# Start of Quoted passage

Development and Underdevelopment in the History of Economic Thought

Tax erosion in commodity-money systems. Tommaso Campanella on its causes and remedies.

Costabile Lilia, University of Naples Federico II
Velde François R. , Federal Reserve Bank of Chicago

This paper focuses on losses inflicted upon the government by fiscal revenues that do not keep pace with inflation. Well-known episodes of tax erosion occurred in Germany in the early 1920s and in Latin America in the 1970s (Bresciani Turroni,1937 [1931]; Olivera, 1967; Tanzi, 1977). Could something similar to a "Bresciani Turroni-Olivera-Tanzi-effect" occur under commodity money? If so, would tax erosion have exactly the same characteristics, causes and remedies as in paper money systems? Taking the philosopher Tommaso Campanella (1568-1639) as my guide, I study tax erosion and its remedies in commodity money systems. In the first decade of the XVII century, Campanella argued that the government budget in the Kingdom of Naples was deteriorating because of inflation, and suggested remedies intended to halt -and even reverse- the reduction in the real yield of taxes. Campanella's remedies have been mentioned occasionally in the secondary literature, but thus far no attempt has been made to explain the logic of his analysis and recommendations, or to check them against the factual evolution of tax revenues and prices under the monetary and fiscal systems of his time. In this paper I take up these tasks in the following way. In section 2, after a brief description of the Neapolitan fiscal system, I focus on the most important direct tax, the hearth tax, on which Campanella concentrated his attention. More precisely, I illustrate the structure of the tax and present data on its nominal and inflation-adjusted revenue between 1571 and 1605. Section 3 studies the monetary system and the regime of money creation, and discusses Campanella's analysis of inflation against this background. Section 4 illustrates the ratio of Campanella's analysis of the diminution of the real yield of the hearth tax and the remedies that he suggested. To complete my argument, I briefly discuss how his policy recommendations fit into his approach to public policy. Section 5 concludes.

# End of Quoted passage

*Short problem a*: Identify each row below that contains the string "source", and copy those rows in full.

# Start of Data shown

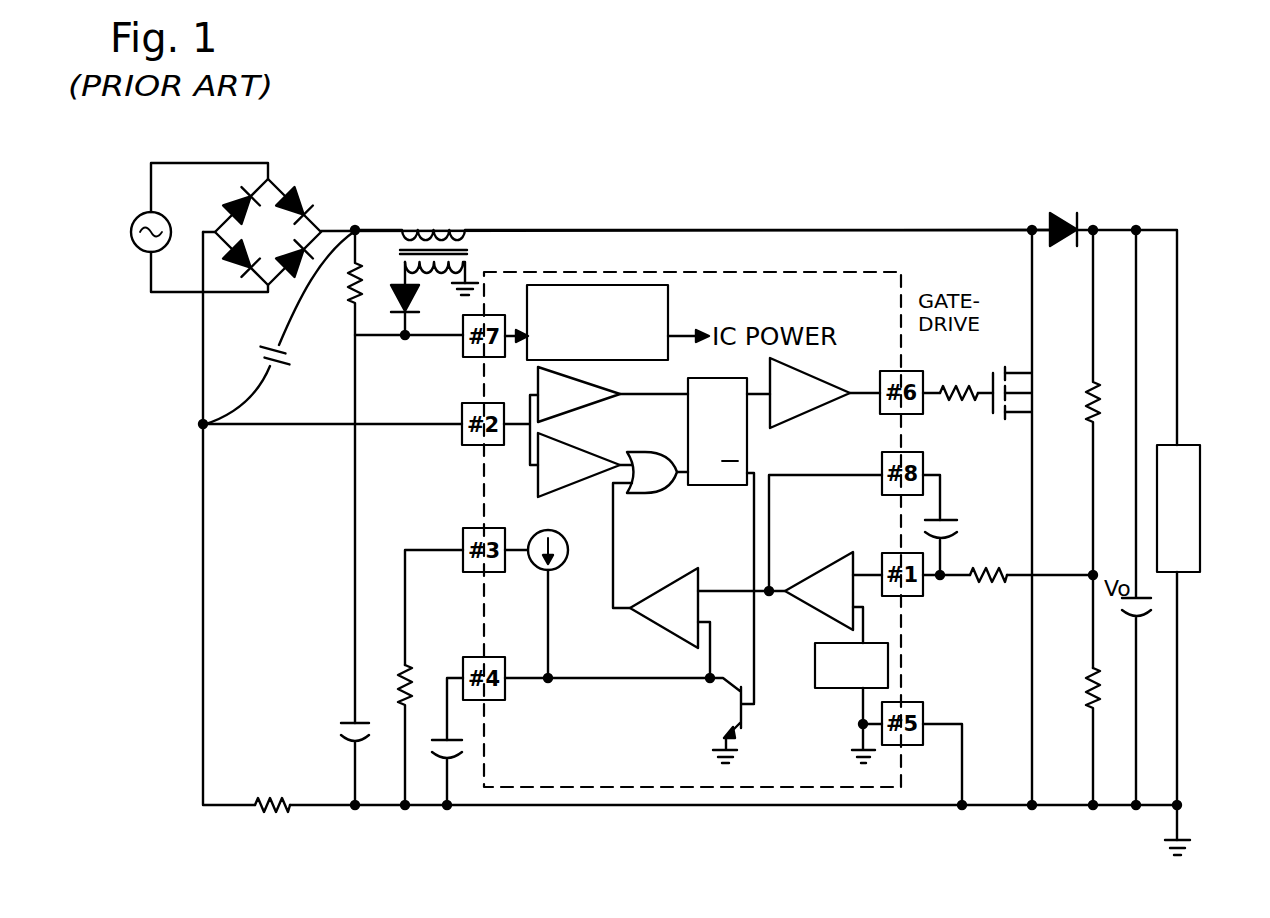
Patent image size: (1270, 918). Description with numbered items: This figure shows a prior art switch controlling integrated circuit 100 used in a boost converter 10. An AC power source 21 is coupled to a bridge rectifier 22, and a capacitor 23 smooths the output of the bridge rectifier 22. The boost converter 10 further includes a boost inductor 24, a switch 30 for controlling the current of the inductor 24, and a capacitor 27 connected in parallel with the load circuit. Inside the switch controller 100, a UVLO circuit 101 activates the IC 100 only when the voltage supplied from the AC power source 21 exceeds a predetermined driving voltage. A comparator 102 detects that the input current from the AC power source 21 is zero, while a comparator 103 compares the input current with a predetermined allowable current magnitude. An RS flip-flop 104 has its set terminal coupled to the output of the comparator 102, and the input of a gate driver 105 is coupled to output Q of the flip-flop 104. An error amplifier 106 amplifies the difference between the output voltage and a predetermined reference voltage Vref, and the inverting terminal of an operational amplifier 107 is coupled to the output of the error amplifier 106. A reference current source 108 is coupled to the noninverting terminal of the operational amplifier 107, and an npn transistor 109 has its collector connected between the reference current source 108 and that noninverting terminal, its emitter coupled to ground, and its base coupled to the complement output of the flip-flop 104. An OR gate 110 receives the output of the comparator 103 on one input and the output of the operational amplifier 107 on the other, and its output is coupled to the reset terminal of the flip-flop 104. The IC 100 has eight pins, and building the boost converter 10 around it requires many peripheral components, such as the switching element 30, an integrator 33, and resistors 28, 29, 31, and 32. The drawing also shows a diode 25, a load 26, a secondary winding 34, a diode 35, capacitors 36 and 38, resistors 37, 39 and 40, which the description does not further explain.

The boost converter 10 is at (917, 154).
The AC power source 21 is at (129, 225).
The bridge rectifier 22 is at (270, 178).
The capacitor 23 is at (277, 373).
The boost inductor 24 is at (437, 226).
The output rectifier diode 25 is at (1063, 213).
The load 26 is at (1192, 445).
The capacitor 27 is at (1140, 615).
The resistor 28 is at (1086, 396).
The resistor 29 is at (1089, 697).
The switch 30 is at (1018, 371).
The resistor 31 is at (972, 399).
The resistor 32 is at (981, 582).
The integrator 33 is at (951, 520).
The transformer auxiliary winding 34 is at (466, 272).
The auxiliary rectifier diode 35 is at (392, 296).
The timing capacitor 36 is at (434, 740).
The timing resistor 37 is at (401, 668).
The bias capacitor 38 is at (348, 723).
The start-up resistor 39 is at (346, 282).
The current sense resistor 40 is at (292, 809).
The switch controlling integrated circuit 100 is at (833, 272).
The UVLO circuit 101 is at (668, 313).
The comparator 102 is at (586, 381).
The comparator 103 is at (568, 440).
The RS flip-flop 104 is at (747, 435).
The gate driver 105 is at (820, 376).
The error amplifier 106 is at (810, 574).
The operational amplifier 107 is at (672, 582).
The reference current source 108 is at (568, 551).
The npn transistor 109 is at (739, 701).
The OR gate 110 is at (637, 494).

# End of Data shown

*Short problem b*: Summarize the abstract on tax erosion in two sentences.

*Result a*:
Patent image size: (1270, 918). Description with numbered items: This figure shows a prior art switch controlling integrated circuit 100 used in a boost converter 10. An AC power source 21 is coupled to a bridge rectifier 22, and a capacitor 23 smooths the output of the bridge rectifier 22. The boost converter 10 further includes a boost inductor 24, a switch 30 for controlling the current of the inductor 24, and a capacitor 27 connected in parallel with the load circuit. Inside the switch controller 100, a UVLO circuit 101 activates the IC 100 only when the voltage supplied from the AC power source 21 exceeds a predetermined driving voltage. A comparator 102 detects that the input current from the AC power source 21 is zero, while a comparator 103 compares the input current with a predetermined allowable current magnitude. An RS flip-flop 104 has its set terminal coupled to the output of the comparator 102, and the input of a gate driver 105 is coupled to output Q of the flip-flop 104. An error amplifier 106 amplifies the difference between the output voltage and a predetermined reference voltage Vref, and the inverting terminal of an operational amplifier 107 is coupled to the output of the error amplifier 106. A reference current source 108 is coupled to the noninverting terminal of the operational amplifier 107, and an npn transistor 109 has its collector connected between the reference current source 108 and that noninverting terminal, its emitter coupled to ground, and its base coupled to the complement output of the flip-flop 104. An OR gate 110 receives the output of the comparator 103 on one input and the output of the operational amplifier 107 on the other, and its output is coupled to the reset terminal of the flip-flop 104. The IC 100 has eight pins, and building the boost converter 10 around it requires many peripheral components, such as the switching element 30, an integrator 33, and resistors 28, 29, 31, and 32. The drawing also shows a diode 25, a load 26, a secondary winding 34, a diode 35, capacitors 36 and 38, resistors 37, 39 and 40, which the description does not further explain.
The AC power source 21 is at (129, 225).
The reference current source 108 is at (568, 551).

*Result b*: The paper studies tax erosion in commodity-money systems through Tommaso Campanella, who argued in the first decade of the XVII century that inflation was worsening the government budget of the Kingdom of Naples and proposed remedies to halt the fall in the real yield of taxes. It focuses on the hearth tax, presenting its nominal and inflation-adjusted revenue between 1571 and 1605, and examines the monetary system, Campanella's analysis of inflation, and how his remedies fit his approach to public policy.